___ Data listing
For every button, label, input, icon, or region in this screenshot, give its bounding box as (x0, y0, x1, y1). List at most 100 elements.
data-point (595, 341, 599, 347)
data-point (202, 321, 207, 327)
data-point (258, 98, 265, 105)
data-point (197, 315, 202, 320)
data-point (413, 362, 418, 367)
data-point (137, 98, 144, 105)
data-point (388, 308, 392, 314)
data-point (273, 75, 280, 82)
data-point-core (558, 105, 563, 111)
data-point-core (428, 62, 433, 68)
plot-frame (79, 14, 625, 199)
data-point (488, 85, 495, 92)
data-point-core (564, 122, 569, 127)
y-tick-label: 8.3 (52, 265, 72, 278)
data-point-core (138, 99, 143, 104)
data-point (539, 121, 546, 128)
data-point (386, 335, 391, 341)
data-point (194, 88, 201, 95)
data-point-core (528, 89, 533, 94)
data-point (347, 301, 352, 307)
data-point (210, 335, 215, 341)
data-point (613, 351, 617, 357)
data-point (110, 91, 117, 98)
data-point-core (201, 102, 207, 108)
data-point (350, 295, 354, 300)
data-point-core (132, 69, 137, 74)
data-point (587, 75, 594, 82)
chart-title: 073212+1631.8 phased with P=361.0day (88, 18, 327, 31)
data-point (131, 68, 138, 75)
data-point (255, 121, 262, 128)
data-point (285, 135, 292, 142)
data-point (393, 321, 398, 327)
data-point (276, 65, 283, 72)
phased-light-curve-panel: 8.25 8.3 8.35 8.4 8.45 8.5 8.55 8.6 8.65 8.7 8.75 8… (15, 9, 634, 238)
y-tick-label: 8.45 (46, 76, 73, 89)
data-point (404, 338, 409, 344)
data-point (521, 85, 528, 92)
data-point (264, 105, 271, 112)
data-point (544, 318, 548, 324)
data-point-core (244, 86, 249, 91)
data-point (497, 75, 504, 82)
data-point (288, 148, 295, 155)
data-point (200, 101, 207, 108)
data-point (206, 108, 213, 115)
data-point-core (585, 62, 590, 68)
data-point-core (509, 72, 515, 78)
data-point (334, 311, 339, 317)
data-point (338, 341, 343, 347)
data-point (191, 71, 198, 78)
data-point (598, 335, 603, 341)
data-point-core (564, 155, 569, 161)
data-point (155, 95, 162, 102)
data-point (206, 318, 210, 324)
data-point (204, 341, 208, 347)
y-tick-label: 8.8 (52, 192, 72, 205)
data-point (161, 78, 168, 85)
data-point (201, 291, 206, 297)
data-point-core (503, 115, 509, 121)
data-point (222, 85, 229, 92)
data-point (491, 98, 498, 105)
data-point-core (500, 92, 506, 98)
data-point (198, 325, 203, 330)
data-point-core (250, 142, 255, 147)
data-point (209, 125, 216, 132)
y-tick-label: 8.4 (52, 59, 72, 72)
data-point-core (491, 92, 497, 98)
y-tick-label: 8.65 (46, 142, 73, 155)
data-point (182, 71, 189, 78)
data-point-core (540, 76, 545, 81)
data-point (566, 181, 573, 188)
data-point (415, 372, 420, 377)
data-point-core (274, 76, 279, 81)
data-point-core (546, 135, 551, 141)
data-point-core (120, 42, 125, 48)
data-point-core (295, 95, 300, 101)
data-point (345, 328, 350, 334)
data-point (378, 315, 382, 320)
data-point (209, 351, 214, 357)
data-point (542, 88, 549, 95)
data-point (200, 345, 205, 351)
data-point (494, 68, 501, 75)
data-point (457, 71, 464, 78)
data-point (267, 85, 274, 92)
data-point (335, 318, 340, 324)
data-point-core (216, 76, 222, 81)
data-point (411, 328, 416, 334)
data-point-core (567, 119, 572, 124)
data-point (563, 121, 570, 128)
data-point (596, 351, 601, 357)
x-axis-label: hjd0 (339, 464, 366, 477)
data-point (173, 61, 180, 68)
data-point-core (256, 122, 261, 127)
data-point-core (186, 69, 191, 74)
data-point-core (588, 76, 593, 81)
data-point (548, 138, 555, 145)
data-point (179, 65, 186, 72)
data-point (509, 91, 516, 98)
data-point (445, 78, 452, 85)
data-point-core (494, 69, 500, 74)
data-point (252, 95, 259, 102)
______
Aim of the task - Reproduce the listing word for word, everything from its first line down to the line containing "data-point (191, 71, 198, 78)", with both of those lines included.

Answer in full -
For every button, label, input, icon, or region in this screenshot, give its bounding box as (x0, y0, x1, y1). List at most 100 elements.
data-point (595, 341, 599, 347)
data-point (202, 321, 207, 327)
data-point (258, 98, 265, 105)
data-point (197, 315, 202, 320)
data-point (413, 362, 418, 367)
data-point (137, 98, 144, 105)
data-point (388, 308, 392, 314)
data-point (273, 75, 280, 82)
data-point-core (558, 105, 563, 111)
data-point-core (428, 62, 433, 68)
plot-frame (79, 14, 625, 199)
data-point (488, 85, 495, 92)
data-point-core (564, 122, 569, 127)
y-tick-label: 8.3 (52, 265, 72, 278)
data-point-core (138, 99, 143, 104)
data-point (539, 121, 546, 128)
data-point (386, 335, 391, 341)
data-point (194, 88, 201, 95)
data-point-core (528, 89, 533, 94)
data-point (347, 301, 352, 307)
data-point (210, 335, 215, 341)
data-point (613, 351, 617, 357)
data-point (110, 91, 117, 98)
data-point-core (201, 102, 207, 108)
data-point (350, 295, 354, 300)
data-point-core (132, 69, 137, 74)
data-point (587, 75, 594, 82)
chart-title: 073212+1631.8 phased with P=361.0day (88, 18, 327, 31)
data-point (131, 68, 138, 75)
data-point (255, 121, 262, 128)
data-point (285, 135, 292, 142)
data-point (393, 321, 398, 327)
data-point (276, 65, 283, 72)
phased-light-curve-panel: 8.25 8.3 8.35 8.4 8.45 8.5 8.55 8.6 8.65 8.7 8.75 8… (15, 9, 634, 238)
y-tick-label: 8.45 (46, 76, 73, 89)
data-point (404, 338, 409, 344)
data-point (521, 85, 528, 92)
data-point (264, 105, 271, 112)
data-point (544, 318, 548, 324)
data-point-core (244, 86, 249, 91)
data-point (497, 75, 504, 82)
data-point (288, 148, 295, 155)
data-point (200, 101, 207, 108)
data-point (206, 108, 213, 115)
data-point-core (585, 62, 590, 68)
data-point-core (509, 72, 515, 78)
data-point (334, 311, 339, 317)
data-point (338, 341, 343, 347)
data-point (191, 71, 198, 78)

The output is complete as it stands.